───── Input records

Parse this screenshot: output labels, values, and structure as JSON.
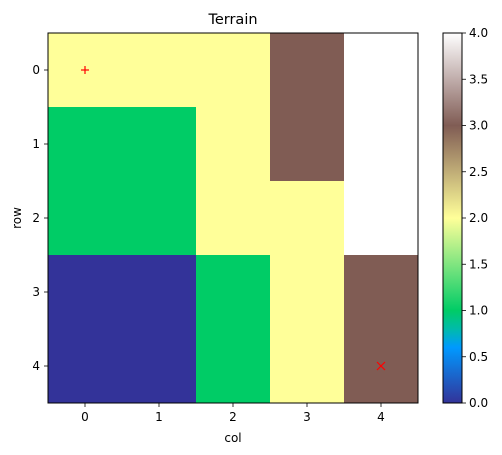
{
  "chart_data": {
    "type": "heatmap",
    "title": "Terrain",
    "xlabel": "col",
    "ylabel": "row",
    "x_ticks": [
      "0",
      "1",
      "2",
      "3",
      "4"
    ],
    "y_ticks": [
      "0",
      "1",
      "2",
      "3",
      "4"
    ],
    "values": [
      [
        2,
        2,
        2,
        3,
        4
      ],
      [
        1,
        1,
        2,
        3,
        4
      ],
      [
        1,
        1,
        2,
        2,
        4
      ],
      [
        0,
        0,
        1,
        2,
        3
      ],
      [
        0,
        0,
        1,
        2,
        3
      ]
    ],
    "colormap": "terrain",
    "color_levels": {
      "0": "#333399",
      "1": "#00cc66",
      "2": "#ffff99",
      "3": "#805c54",
      "4": "#ffffff"
    },
    "colorbar": {
      "range": [
        0.0,
        4.0
      ],
      "ticks": [
        "0.0",
        "0.5",
        "1.0",
        "1.5",
        "2.0",
        "2.5",
        "3.0",
        "3.5",
        "4.0"
      ]
    },
    "markers": [
      {
        "symbol": "+",
        "row": 0,
        "col": 0,
        "color": "#ff0000"
      },
      {
        "symbol": "x",
        "row": 4,
        "col": 4,
        "color": "#ff0000"
      }
    ],
    "grid": false,
    "legend": "none"
  }
}
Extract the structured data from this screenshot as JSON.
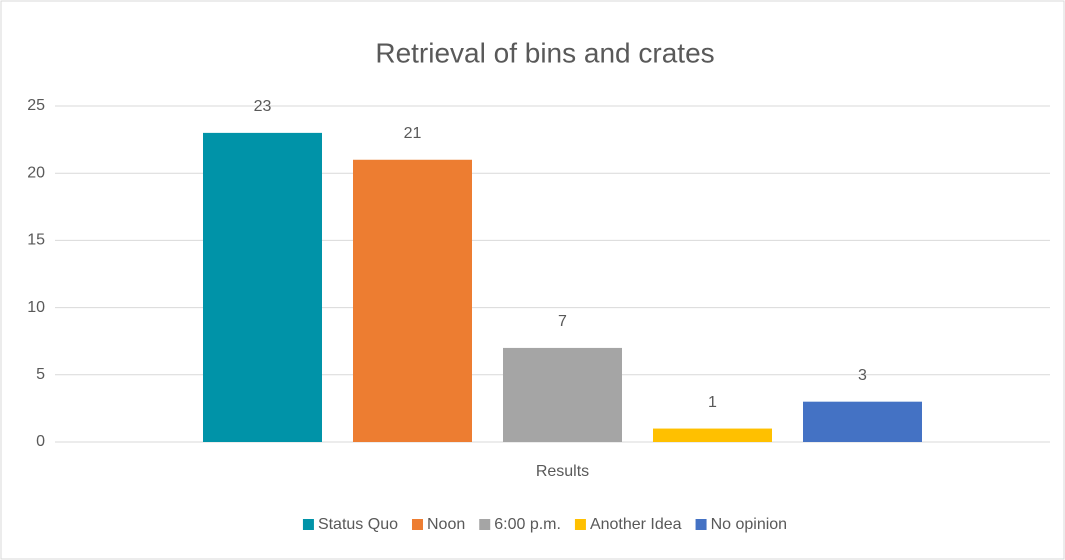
{
  "chart_data": {
    "type": "bar",
    "title": "Retrieval of bins and crates",
    "categories": [
      "Results"
    ],
    "series": [
      {
        "name": "Status Quo",
        "color": "#0093a8",
        "values": [
          23
        ]
      },
      {
        "name": "Noon",
        "color": "#ed7d31",
        "values": [
          21
        ]
      },
      {
        "name": "6:00 p.m.",
        "color": "#a5a5a5",
        "values": [
          7
        ]
      },
      {
        "name": "Another Idea",
        "color": "#ffc000",
        "values": [
          1
        ]
      },
      {
        "name": "No opinion",
        "color": "#4472c4",
        "values": [
          3
        ]
      }
    ],
    "ylim": [
      0,
      25
    ],
    "yticks": [
      0,
      5,
      10,
      15,
      20,
      25
    ],
    "grid": true,
    "legend": "bottom"
  }
}
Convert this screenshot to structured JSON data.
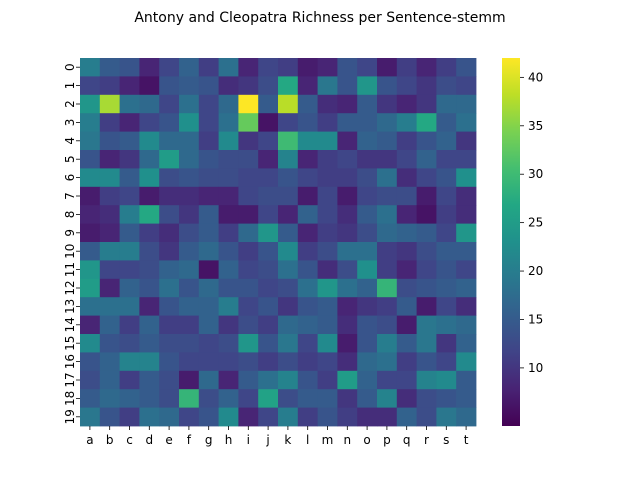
{
  "chart_data": {
    "type": "heatmap",
    "title": "Antony and Cleopatra Richness per Sentence-stemm",
    "xlabel": "",
    "ylabel": "",
    "x_categories": [
      "a",
      "b",
      "c",
      "d",
      "e",
      "f",
      "g",
      "h",
      "i",
      "j",
      "k",
      "l",
      "m",
      "n",
      "o",
      "p",
      "q",
      "r",
      "s",
      "t"
    ],
    "y_categories": [
      "0",
      "1",
      "2",
      "3",
      "4",
      "5",
      "6",
      "7",
      "8",
      "9",
      "10",
      "11",
      "12",
      "13",
      "14",
      "15",
      "16",
      "17",
      "18",
      "19"
    ],
    "colormap": "viridis",
    "vmin": 4,
    "vmax": 42,
    "colorbar_ticks": [
      10,
      15,
      20,
      25,
      30,
      35,
      40
    ],
    "values": [
      [
        20,
        15,
        14,
        8,
        12,
        16,
        11,
        18,
        8,
        12,
        11,
        7,
        8,
        14,
        12,
        7,
        11,
        8,
        11,
        14
      ],
      [
        12,
        11,
        8,
        6,
        14,
        15,
        14,
        9,
        10,
        13,
        27,
        8,
        19,
        14,
        24,
        14,
        12,
        10,
        13,
        12
      ],
      [
        24,
        37,
        18,
        17,
        12,
        18,
        12,
        17,
        42,
        15,
        38,
        15,
        9,
        8,
        15,
        10,
        8,
        10,
        17,
        17
      ],
      [
        20,
        11,
        8,
        12,
        14,
        23,
        12,
        18,
        33,
        6,
        12,
        14,
        11,
        15,
        15,
        17,
        20,
        27,
        15,
        18
      ],
      [
        19,
        14,
        15,
        22,
        17,
        17,
        11,
        22,
        10,
        12,
        30,
        22,
        22,
        8,
        16,
        15,
        11,
        14,
        16,
        10
      ],
      [
        14,
        8,
        10,
        17,
        25,
        17,
        14,
        13,
        13,
        8,
        21,
        8,
        11,
        12,
        10,
        10,
        12,
        16,
        12,
        12
      ],
      [
        22,
        22,
        15,
        23,
        13,
        14,
        13,
        13,
        12,
        12,
        14,
        12,
        11,
        11,
        13,
        18,
        9,
        12,
        14,
        23
      ],
      [
        7,
        11,
        12,
        7,
        9,
        9,
        8,
        8,
        12,
        13,
        13,
        7,
        12,
        7,
        12,
        13,
        13,
        7,
        12,
        9
      ],
      [
        8,
        9,
        20,
        27,
        13,
        10,
        15,
        7,
        7,
        12,
        8,
        16,
        12,
        9,
        15,
        18,
        8,
        6,
        11,
        9
      ],
      [
        7,
        8,
        15,
        11,
        9,
        13,
        15,
        11,
        17,
        24,
        15,
        8,
        11,
        10,
        13,
        17,
        16,
        15,
        12,
        24
      ],
      [
        15,
        20,
        20,
        13,
        10,
        15,
        17,
        14,
        11,
        14,
        22,
        11,
        13,
        18,
        18,
        11,
        10,
        13,
        15,
        15
      ],
      [
        24,
        12,
        12,
        13,
        16,
        17,
        6,
        16,
        12,
        13,
        18,
        14,
        9,
        13,
        23,
        11,
        8,
        12,
        14,
        12
      ],
      [
        25,
        8,
        16,
        14,
        18,
        14,
        17,
        14,
        14,
        12,
        13,
        18,
        24,
        18,
        16,
        29,
        13,
        14,
        15,
        16
      ],
      [
        18,
        18,
        18,
        8,
        14,
        16,
        16,
        20,
        12,
        14,
        10,
        14,
        15,
        8,
        10,
        11,
        15,
        7,
        12,
        9
      ],
      [
        8,
        16,
        11,
        16,
        11,
        11,
        16,
        10,
        13,
        11,
        17,
        16,
        15,
        9,
        14,
        13,
        7,
        19,
        18,
        17
      ],
      [
        22,
        14,
        13,
        15,
        13,
        13,
        12,
        13,
        24,
        14,
        19,
        12,
        22,
        7,
        14,
        20,
        15,
        19,
        10,
        16
      ],
      [
        14,
        16,
        21,
        21,
        14,
        12,
        12,
        12,
        13,
        11,
        13,
        11,
        12,
        9,
        17,
        18,
        11,
        14,
        12,
        22
      ],
      [
        13,
        16,
        11,
        15,
        13,
        7,
        17,
        8,
        15,
        18,
        21,
        14,
        11,
        25,
        16,
        12,
        12,
        21,
        22,
        15
      ],
      [
        15,
        17,
        16,
        15,
        13,
        29,
        13,
        16,
        12,
        26,
        13,
        15,
        15,
        10,
        15,
        21,
        9,
        13,
        14,
        15
      ],
      [
        19,
        14,
        11,
        18,
        17,
        12,
        14,
        22,
        8,
        12,
        20,
        11,
        14,
        11,
        9,
        9,
        16,
        13,
        19,
        17
      ]
    ]
  }
}
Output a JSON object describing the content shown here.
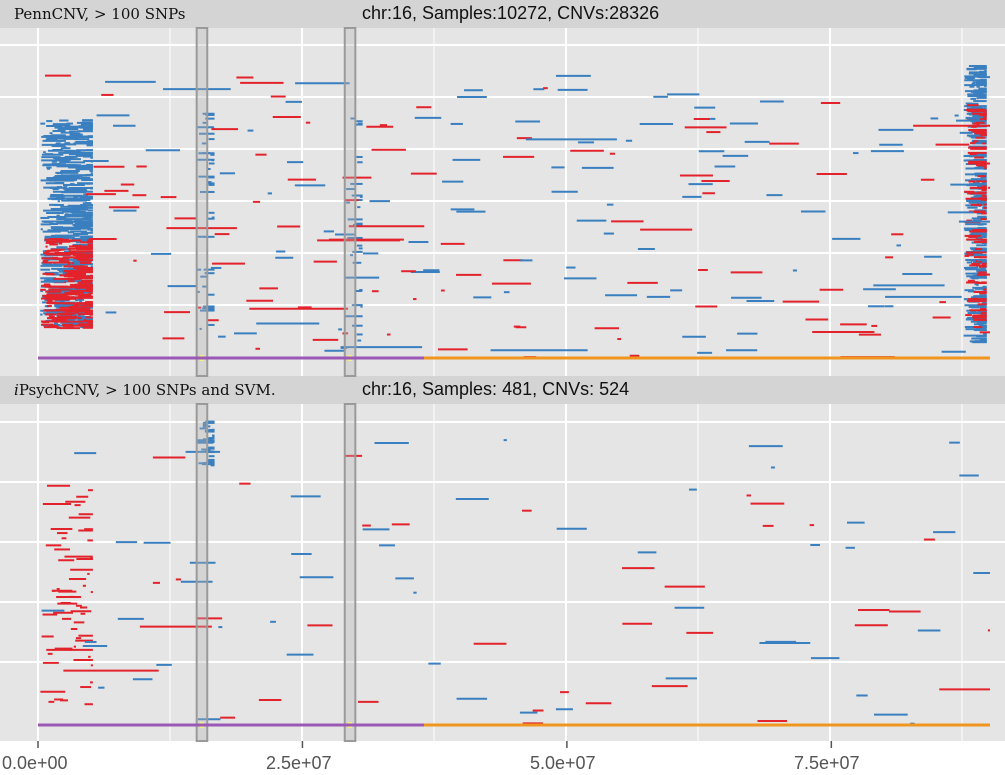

──────────

--- Do this ---
Find the lines containing "title" and pull them out.

--- Task response ---
    "title": "Terrain",
    "title": "Retrieval of bins and crates",
    "title": "Antony and Cleopatra Richness per Sentence-stemm",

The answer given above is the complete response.